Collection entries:
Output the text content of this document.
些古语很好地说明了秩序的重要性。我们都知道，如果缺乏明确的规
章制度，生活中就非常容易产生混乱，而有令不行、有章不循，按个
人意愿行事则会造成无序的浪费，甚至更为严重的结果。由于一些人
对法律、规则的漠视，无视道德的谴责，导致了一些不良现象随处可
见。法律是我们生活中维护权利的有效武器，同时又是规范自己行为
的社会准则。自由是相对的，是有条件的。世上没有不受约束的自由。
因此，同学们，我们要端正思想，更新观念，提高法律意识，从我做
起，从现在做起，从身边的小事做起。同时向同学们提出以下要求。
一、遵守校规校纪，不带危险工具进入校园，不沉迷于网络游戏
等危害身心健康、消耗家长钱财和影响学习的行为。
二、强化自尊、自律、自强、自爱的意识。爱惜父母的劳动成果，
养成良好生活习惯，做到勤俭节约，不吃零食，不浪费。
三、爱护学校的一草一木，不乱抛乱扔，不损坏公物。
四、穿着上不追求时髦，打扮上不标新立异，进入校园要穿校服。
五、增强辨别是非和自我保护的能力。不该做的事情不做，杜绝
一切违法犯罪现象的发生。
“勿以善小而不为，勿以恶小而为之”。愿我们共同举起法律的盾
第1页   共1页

* * *

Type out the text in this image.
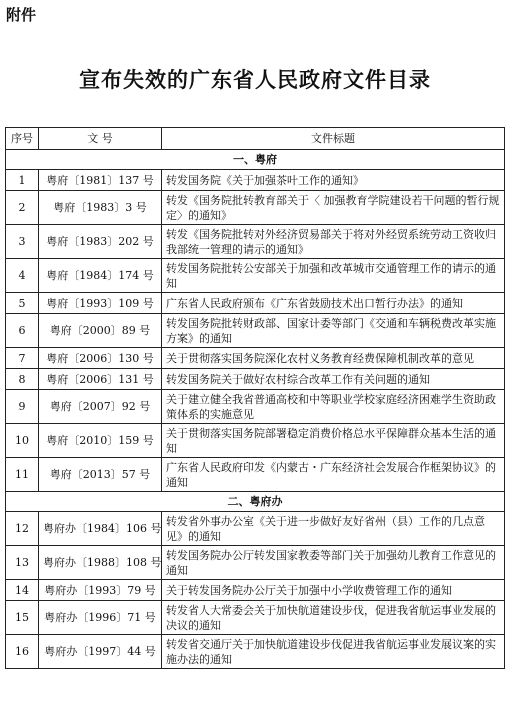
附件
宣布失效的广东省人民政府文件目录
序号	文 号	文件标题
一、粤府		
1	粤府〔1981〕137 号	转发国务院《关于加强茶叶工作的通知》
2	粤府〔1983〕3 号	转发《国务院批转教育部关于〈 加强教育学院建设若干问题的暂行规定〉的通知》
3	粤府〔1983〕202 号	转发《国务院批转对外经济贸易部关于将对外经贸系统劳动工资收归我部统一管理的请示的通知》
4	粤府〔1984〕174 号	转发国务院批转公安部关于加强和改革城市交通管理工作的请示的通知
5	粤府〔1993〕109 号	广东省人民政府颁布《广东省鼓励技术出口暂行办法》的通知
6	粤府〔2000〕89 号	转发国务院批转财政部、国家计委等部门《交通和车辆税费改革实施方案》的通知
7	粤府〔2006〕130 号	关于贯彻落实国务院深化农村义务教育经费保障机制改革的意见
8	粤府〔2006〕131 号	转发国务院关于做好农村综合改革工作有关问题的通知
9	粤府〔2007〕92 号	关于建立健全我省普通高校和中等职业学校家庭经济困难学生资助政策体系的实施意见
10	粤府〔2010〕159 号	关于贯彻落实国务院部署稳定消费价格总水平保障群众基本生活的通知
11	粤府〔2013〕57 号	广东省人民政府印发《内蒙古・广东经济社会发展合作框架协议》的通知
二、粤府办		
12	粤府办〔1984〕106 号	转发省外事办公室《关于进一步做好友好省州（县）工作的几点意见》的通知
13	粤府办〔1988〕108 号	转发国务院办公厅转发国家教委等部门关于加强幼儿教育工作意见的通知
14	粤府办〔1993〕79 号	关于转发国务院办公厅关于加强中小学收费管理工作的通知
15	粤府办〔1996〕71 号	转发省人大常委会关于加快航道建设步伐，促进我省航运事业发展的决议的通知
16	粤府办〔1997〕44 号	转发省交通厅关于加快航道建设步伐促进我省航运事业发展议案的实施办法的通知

--

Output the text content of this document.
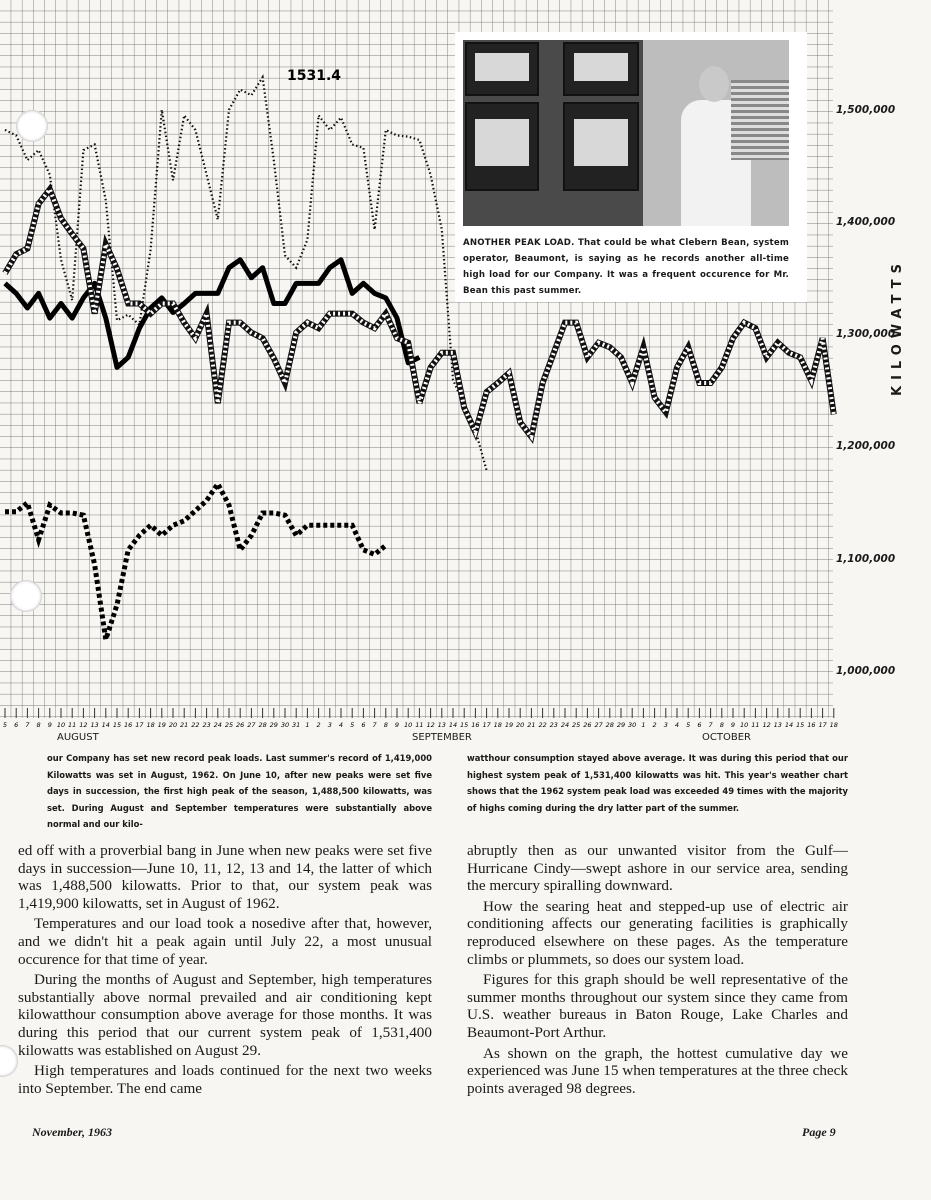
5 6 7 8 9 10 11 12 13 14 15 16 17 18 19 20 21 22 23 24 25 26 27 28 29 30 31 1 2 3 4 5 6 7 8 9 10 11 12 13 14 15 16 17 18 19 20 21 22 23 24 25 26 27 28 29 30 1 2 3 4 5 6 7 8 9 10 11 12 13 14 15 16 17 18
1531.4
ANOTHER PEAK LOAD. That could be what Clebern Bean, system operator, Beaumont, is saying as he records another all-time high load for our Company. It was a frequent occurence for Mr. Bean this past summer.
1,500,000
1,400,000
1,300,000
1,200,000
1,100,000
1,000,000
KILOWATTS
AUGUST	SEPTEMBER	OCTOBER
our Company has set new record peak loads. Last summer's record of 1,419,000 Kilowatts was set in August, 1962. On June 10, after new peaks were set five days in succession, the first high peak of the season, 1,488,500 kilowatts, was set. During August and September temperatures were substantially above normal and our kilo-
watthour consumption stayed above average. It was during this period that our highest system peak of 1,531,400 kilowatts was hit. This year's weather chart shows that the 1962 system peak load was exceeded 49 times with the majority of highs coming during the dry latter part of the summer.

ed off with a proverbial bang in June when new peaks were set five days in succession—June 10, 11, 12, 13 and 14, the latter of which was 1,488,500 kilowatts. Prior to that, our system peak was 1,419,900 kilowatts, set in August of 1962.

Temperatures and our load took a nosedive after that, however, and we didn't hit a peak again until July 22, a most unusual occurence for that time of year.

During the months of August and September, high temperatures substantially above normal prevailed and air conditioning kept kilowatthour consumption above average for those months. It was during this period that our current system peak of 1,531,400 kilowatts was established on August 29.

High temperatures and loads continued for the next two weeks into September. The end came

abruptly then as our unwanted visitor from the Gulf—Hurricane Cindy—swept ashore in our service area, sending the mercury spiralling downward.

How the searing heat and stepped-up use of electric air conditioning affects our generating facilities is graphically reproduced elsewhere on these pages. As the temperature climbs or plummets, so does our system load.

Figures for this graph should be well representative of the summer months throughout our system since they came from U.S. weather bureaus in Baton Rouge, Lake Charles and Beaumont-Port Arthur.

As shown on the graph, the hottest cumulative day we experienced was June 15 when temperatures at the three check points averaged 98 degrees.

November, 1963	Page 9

CHALLENGE: Pick out the lines above containing the word "when", then copy them.

EXERCISE SOLUTION:
ed off with a proverbial bang in June when new peaks were set five days in succession—June 10, 11, 12, 13 and 14, the latter of which was 1,488,500 kilowatts. Prior to that, our system peak was 1,419,900 kilowatts, set in August of 1962.
As shown on the graph, the hottest cumulative day we experienced was June 15 when temperatures at the three check points averaged 98 degrees.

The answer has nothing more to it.